WHAT IS EXPECTED.
Extract every record, exactly as written, and ignore the pictures.

Start of AVAILABLE DATA

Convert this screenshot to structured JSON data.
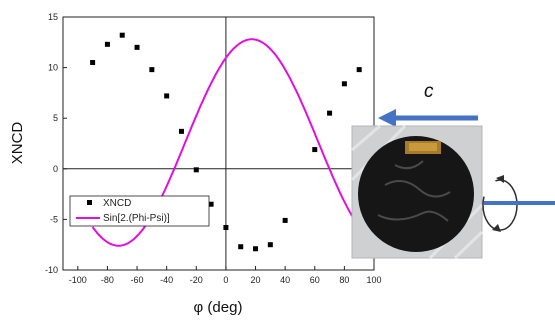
{
  "chart_data": {
    "type": "scatter",
    "xlabel": "φ (deg)",
    "ylabel": "XNCD",
    "xlim": [
      -110,
      100
    ],
    "ylim": [
      -10,
      15
    ],
    "xticks": [
      -100,
      -80,
      -60,
      -40,
      -20,
      0,
      20,
      40,
      60,
      80,
      100
    ],
    "yticks": [
      -10,
      -5,
      0,
      5,
      10,
      15
    ],
    "grid": false,
    "legend_position": "lower-left",
    "series": [
      {
        "name": "XNCD",
        "kind": "points",
        "color": "#000000",
        "x": [
          -90,
          -80,
          -70,
          -60,
          -50,
          -40,
          -30,
          -20,
          -10,
          0,
          10,
          20,
          30,
          40,
          60,
          70,
          80,
          90
        ],
        "y": [
          10.5,
          12.3,
          13.2,
          12.0,
          9.8,
          7.2,
          3.7,
          -0.1,
          -3.5,
          -5.8,
          -7.7,
          -7.9,
          -7.5,
          -5.1,
          1.9,
          5.5,
          8.4,
          9.8
        ]
      },
      {
        "name": "Sin[2.(Phi-Psi)]",
        "kind": "fit-line",
        "color": "#e011e0",
        "amplitude": 10.2,
        "offset": 2.6,
        "psi_deg": -27.5,
        "x_range": [
          -90,
          90
        ]
      }
    ]
  },
  "annotation": {
    "beam_label": "c",
    "arrow_color": "#4472c4",
    "photo_icon": "sample-disc-photo",
    "rotation_icon": "rotation-arrow-icon"
  }
}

End of AVAILABLE DATA

ANSWER TO THIS TASK.
Convert this screenshot to structured JSON data.
{
  "chart_data": {
    "type": "scatter",
    "xlabel": "φ (deg)",
    "ylabel": "XNCD",
    "xlim": [
      -110,
      100
    ],
    "ylim": [
      -10,
      15
    ],
    "xticks": [
      -100,
      -80,
      -60,
      -40,
      -20,
      0,
      20,
      40,
      60,
      80,
      100
    ],
    "yticks": [
      -10,
      -5,
      0,
      5,
      10,
      15
    ],
    "grid": false,
    "legend_position": "lower-left",
    "series": [
      {
        "name": "XNCD",
        "kind": "points",
        "color": "#000000",
        "x": [
          -90,
          -80,
          -70,
          -60,
          -50,
          -40,
          -30,
          -20,
          -10,
          0,
          10,
          20,
          30,
          40,
          60,
          70,
          80,
          90
        ],
        "y": [
          10.5,
          12.3,
          13.2,
          12.0,
          9.8,
          7.2,
          3.7,
          -0.1,
          -3.5,
          -5.8,
          -7.7,
          -7.9,
          -7.5,
          -5.1,
          1.9,
          5.5,
          8.4,
          9.8
        ]
      },
      {
        "name": "Sin[2.(Phi-Psi)]",
        "kind": "fit-line",
        "color": "#e011e0",
        "amplitude": 10.2,
        "offset": 2.6,
        "psi_deg": -27.5,
        "x_range": [
          -90,
          90
        ]
      }
    ]
  },
  "annotation": {
    "beam_label": "c",
    "arrow_color": "#4472c4",
    "photo_icon": "sample-disc-photo",
    "rotation_icon": "rotation-arrow-icon"
  }
}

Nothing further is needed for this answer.